**WHAT YOU HAVE TO DO**
The whole listing is to be printed again exactly.

**MATERIAL TO PROCESS**
Segment Open

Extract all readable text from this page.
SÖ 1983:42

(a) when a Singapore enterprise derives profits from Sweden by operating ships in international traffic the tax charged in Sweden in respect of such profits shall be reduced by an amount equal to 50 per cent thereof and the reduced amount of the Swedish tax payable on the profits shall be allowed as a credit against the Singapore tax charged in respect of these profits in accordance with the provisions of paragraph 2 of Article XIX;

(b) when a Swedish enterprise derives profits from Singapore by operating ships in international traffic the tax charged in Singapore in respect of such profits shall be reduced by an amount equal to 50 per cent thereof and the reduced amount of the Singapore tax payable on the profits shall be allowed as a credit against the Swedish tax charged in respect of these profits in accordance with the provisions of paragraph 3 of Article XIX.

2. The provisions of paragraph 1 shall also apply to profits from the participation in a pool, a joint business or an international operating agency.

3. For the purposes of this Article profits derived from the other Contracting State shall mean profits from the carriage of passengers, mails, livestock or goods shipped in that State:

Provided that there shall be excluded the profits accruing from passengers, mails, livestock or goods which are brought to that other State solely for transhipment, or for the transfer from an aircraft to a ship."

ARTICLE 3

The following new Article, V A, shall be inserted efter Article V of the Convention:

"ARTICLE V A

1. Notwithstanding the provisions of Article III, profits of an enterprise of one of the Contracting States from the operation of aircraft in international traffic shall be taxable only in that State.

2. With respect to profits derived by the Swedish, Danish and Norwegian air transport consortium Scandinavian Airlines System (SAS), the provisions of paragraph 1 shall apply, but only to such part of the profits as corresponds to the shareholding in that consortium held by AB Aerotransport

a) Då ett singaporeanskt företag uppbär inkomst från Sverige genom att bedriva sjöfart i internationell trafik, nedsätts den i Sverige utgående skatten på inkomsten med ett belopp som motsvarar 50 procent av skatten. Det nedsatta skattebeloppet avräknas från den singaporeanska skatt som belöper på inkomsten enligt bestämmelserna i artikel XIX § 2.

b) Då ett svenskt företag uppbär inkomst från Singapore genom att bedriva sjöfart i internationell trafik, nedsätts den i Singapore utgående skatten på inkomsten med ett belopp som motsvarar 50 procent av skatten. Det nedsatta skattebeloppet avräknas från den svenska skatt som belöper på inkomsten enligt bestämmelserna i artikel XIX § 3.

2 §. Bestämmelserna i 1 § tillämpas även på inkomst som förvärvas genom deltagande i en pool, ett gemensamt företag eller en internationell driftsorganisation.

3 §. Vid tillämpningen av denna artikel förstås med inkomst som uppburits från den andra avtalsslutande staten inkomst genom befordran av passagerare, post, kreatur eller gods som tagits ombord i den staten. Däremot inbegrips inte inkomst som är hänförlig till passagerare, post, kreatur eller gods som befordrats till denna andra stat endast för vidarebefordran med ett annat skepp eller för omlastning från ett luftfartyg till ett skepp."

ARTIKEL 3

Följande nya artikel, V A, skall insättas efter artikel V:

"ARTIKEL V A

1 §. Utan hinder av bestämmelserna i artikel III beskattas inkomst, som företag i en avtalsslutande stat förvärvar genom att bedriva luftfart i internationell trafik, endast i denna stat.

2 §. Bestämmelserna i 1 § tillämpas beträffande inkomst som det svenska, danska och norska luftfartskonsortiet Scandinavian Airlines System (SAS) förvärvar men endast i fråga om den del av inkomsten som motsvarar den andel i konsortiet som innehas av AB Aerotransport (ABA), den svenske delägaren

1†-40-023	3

Segment Closed

**YOUR SOLUTION**
Extract all readable text from this page.
SÖ 1983:42

(a) when a Singapore enterprise derives profits from Sweden by operating ships in international traffic the tax charged in Sweden in respect of such profits shall be reduced by an amount equal to 50 per cent thereof and the reduced amount of the Swedish tax payable on the profits shall be allowed as a credit against the Singapore tax charged in respect of these profits in accordance with the provisions of paragraph 2 of Article XIX;

(b) when a Swedish enterprise derives profits from Singapore by operating ships in international traffic the tax charged in Singapore in respect of such profits shall be reduced by an amount equal to 50 per cent thereof and the reduced amount of the Singapore tax payable on the profits shall be allowed as a credit against the Swedish tax charged in respect of these profits in accordance with the provisions of paragraph 3 of Article XIX.

2. The provisions of paragraph 1 shall also apply to profits from the participation in a pool, a joint business or an international operating agency.

3. For the purposes of this Article profits derived from the other Contracting State shall mean profits from the carriage of passengers, mails, livestock or goods shipped in that State:

Provided that there shall be excluded the profits accruing from passengers, mails, livestock or goods which are brought to that other State solely for transhipment, or for the transfer from an aircraft to a ship."

ARTICLE 3

The following new Article, V A, shall be inserted efter Article V of the Convention:

"ARTICLE V A

1. Notwithstanding the provisions of Article III, profits of an enterprise of one of the Contracting States from the operation of aircraft in international traffic shall be taxable only in that State.

2. With respect to profits derived by the Swedish, Danish and Norwegian air transport consortium Scandinavian Airlines System (SAS), the provisions of paragraph 1 shall apply, but only to such part of the profits as corresponds to the shareholding in that consortium held by AB Aerotransport

a) Då ett singaporeanskt företag uppbär inkomst från Sverige genom att bedriva sjöfart i internationell trafik, nedsätts den i Sverige utgående skatten på inkomsten med ett belopp som motsvarar 50 procent av skatten. Det nedsatta skattebeloppet avräknas från den singaporeanska skatt som belöper på inkomsten enligt bestämmelserna i artikel XIX § 2.

b) Då ett svenskt företag uppbär inkomst från Singapore genom att bedriva sjöfart i internationell trafik, nedsätts den i Singapore utgående skatten på inkomsten med ett belopp som motsvarar 50 procent av skatten. Det nedsatta skattebeloppet avräknas från den svenska skatt som belöper på inkomsten enligt bestämmelserna i artikel XIX § 3.

2 §. Bestämmelserna i 1 § tillämpas även på inkomst som förvärvas genom deltagande i en pool, ett gemensamt företag eller en internationell driftsorganisation.

3 §. Vid tillämpningen av denna artikel förstås med inkomst som uppburits från den andra avtalsslutande staten inkomst genom befordran av passagerare, post, kreatur eller gods som tagits ombord i den staten. Däremot inbegrips inte inkomst som är hänförlig till passagerare, post, kreatur eller gods som befordrats till denna andra stat endast för vidarebefordran med ett annat skepp eller för omlastning från ett luftfartyg till ett skepp."

ARTIKEL 3

Följande nya artikel, V A, skall insättas efter artikel V:

"ARTIKEL V A

1 §. Utan hinder av bestämmelserna i artikel III beskattas inkomst, som företag i en avtalsslutande stat förvärvar genom att bedriva luftfart i internationell trafik, endast i denna stat.

2 §. Bestämmelserna i 1 § tillämpas beträffande inkomst som det svenska, danska och norska luftfartskonsortiet Scandinavian Airlines System (SAS) förvärvar men endast i fråga om den del av inkomsten som motsvarar den andel i konsortiet som innehas av AB Aerotransport (ABA), den svenske delägaren

1†-40-023	3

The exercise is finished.